→ GIVEN INSTRUCTION:
List all the lines in these records that hold "relacji".
━━━ PROVIDED INFORMATION ━━━
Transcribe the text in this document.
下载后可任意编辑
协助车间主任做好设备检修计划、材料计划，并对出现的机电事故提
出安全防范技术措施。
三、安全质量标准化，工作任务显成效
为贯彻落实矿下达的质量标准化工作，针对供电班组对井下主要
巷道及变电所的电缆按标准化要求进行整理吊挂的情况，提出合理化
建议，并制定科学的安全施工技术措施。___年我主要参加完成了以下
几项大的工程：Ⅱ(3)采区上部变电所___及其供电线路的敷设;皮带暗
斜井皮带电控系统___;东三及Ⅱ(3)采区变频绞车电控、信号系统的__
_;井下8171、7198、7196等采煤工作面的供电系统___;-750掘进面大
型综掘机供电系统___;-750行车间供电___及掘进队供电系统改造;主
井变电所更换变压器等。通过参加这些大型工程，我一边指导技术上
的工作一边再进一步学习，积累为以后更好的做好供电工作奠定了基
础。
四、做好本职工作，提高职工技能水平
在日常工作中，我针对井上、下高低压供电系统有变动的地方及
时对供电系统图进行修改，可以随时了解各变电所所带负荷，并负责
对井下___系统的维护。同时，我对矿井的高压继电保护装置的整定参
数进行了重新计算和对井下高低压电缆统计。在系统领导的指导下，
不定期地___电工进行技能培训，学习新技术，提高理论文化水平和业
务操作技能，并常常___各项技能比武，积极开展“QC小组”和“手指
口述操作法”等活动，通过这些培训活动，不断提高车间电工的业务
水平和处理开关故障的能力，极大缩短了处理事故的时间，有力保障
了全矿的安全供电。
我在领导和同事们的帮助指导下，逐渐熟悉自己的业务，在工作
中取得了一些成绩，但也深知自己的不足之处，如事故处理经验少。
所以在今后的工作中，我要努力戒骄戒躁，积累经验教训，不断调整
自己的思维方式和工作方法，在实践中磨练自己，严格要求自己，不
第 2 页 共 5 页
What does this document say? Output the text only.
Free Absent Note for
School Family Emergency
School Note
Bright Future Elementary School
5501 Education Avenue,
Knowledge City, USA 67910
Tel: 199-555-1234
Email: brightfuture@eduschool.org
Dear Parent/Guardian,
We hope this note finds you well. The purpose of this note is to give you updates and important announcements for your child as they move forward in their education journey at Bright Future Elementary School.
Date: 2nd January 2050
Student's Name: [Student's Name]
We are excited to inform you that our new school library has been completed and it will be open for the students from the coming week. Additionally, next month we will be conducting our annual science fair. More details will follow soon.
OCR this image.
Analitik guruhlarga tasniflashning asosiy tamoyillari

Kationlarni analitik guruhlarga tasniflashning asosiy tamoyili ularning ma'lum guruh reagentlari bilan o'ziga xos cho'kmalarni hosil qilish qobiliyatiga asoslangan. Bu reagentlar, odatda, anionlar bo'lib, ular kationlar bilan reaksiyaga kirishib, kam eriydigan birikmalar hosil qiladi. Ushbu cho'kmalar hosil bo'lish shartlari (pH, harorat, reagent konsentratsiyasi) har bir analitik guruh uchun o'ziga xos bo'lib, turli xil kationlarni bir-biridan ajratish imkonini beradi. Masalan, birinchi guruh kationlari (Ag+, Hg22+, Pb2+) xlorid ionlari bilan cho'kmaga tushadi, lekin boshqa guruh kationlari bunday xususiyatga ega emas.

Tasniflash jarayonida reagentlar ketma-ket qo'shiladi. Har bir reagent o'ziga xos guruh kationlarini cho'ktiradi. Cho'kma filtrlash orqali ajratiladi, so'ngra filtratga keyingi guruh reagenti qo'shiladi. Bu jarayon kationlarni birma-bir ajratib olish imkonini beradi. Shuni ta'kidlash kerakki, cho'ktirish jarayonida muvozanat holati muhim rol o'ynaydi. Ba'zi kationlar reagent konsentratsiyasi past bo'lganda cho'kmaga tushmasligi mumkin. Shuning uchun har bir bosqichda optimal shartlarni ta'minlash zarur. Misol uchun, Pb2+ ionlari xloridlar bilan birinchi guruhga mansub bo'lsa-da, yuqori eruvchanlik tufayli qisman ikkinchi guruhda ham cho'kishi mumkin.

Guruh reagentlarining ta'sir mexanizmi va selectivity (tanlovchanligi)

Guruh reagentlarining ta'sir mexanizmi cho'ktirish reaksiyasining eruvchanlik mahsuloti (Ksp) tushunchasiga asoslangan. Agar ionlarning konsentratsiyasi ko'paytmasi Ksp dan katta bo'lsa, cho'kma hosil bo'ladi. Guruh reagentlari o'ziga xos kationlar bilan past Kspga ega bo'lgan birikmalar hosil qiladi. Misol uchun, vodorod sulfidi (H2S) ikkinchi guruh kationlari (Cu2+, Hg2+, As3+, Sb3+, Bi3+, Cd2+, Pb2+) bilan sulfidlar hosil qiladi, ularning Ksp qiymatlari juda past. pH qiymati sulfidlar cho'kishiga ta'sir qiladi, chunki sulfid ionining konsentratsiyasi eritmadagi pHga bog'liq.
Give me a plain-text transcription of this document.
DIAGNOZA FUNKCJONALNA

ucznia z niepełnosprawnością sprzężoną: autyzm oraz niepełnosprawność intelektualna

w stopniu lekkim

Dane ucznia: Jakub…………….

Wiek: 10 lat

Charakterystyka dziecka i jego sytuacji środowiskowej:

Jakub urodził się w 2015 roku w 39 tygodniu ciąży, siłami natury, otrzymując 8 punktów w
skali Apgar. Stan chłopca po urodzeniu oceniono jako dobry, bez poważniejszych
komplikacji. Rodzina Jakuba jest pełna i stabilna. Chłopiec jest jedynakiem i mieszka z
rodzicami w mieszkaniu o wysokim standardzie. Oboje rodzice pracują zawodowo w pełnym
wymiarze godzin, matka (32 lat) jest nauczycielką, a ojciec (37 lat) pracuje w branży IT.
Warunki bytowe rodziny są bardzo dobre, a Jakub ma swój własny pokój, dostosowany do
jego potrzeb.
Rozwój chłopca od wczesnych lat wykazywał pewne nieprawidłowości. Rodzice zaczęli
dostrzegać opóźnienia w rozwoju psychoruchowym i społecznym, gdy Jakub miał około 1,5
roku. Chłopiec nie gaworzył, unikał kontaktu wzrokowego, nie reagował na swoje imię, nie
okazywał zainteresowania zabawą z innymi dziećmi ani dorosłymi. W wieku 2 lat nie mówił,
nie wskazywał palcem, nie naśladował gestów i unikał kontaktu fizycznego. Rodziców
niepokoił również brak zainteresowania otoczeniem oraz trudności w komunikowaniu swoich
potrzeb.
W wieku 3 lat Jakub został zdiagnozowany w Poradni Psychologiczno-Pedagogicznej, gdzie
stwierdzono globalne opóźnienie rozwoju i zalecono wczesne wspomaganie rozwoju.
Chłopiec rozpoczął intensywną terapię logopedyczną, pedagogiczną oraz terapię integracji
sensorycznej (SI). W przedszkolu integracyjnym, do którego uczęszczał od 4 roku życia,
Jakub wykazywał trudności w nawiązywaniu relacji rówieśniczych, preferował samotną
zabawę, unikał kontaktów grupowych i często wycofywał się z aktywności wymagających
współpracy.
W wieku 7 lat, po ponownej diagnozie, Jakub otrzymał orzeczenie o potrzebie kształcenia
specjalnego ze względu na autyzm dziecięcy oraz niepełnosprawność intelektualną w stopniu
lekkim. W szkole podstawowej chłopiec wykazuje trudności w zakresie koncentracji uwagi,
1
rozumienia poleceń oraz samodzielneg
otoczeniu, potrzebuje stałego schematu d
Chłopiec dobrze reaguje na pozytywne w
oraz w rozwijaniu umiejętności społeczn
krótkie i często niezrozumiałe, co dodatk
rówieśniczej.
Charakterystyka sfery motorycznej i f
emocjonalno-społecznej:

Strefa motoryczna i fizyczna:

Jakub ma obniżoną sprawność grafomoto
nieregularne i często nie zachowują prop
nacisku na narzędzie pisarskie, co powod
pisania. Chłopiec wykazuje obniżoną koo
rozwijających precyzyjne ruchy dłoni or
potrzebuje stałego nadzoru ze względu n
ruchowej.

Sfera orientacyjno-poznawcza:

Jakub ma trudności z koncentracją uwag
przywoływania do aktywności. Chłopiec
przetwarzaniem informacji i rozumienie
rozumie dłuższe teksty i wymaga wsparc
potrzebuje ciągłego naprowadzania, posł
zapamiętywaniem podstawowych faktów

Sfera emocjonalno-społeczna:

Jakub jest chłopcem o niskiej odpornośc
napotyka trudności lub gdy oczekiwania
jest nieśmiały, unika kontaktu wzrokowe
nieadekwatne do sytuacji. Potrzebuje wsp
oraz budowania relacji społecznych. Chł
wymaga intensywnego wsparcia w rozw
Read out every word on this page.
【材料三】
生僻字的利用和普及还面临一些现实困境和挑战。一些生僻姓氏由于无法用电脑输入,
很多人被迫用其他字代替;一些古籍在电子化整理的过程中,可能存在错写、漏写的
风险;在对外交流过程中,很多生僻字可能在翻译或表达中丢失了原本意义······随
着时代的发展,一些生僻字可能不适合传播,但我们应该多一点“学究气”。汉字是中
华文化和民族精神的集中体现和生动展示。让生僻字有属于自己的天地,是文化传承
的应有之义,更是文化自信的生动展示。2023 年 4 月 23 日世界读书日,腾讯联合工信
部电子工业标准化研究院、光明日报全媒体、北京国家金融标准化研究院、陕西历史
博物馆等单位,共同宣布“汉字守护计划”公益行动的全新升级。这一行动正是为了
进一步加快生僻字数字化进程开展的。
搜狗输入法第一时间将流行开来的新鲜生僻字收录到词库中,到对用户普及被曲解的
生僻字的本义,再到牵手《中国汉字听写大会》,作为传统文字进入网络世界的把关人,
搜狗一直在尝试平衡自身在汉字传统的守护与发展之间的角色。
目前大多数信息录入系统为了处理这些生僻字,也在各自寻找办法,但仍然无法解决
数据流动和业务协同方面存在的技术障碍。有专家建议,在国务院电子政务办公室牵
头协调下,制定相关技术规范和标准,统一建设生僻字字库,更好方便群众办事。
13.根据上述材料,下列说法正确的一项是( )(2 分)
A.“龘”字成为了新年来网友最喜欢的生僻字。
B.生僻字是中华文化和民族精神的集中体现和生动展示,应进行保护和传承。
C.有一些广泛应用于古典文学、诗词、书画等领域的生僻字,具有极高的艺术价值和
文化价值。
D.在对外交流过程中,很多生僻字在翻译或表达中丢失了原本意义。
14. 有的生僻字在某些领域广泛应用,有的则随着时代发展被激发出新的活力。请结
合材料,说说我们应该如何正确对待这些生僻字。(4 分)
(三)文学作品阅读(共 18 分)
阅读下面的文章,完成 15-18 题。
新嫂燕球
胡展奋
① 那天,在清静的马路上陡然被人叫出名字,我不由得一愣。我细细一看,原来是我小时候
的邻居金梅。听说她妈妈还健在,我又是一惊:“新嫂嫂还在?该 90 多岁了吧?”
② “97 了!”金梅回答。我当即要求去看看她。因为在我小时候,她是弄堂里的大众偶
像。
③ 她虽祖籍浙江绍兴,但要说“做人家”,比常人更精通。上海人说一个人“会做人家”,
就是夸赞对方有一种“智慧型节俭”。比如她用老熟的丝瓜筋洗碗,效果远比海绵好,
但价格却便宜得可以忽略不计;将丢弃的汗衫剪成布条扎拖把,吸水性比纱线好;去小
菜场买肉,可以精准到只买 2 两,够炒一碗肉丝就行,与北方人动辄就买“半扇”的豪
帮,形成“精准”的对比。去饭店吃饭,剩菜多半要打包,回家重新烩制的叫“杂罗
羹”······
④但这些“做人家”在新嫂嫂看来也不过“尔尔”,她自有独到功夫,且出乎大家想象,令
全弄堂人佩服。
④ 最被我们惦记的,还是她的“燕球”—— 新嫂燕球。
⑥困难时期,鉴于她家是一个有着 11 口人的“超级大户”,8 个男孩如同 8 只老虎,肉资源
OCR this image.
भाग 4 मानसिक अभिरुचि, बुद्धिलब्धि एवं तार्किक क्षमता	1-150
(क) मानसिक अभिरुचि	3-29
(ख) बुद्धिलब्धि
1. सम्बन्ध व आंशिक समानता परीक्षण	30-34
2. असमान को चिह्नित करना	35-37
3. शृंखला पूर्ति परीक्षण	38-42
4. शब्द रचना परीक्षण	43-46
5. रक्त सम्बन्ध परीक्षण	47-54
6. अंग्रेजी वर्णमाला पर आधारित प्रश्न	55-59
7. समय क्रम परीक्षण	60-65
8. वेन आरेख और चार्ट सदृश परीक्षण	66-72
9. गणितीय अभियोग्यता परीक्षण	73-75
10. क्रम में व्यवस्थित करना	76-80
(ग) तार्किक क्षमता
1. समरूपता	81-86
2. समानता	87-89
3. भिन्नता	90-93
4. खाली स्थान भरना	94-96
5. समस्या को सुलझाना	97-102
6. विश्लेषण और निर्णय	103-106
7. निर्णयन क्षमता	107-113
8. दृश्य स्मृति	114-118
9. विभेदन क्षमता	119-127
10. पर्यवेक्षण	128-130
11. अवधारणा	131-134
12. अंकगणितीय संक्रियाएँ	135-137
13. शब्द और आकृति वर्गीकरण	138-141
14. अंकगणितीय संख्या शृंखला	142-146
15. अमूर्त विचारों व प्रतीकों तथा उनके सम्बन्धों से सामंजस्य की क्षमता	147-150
━━━
→ REPLY:
Jakub wykazywał trudności w nawiązywaniu relacji rówieśniczych, preferował samotną
oraz budowania relacji społecznych. Chł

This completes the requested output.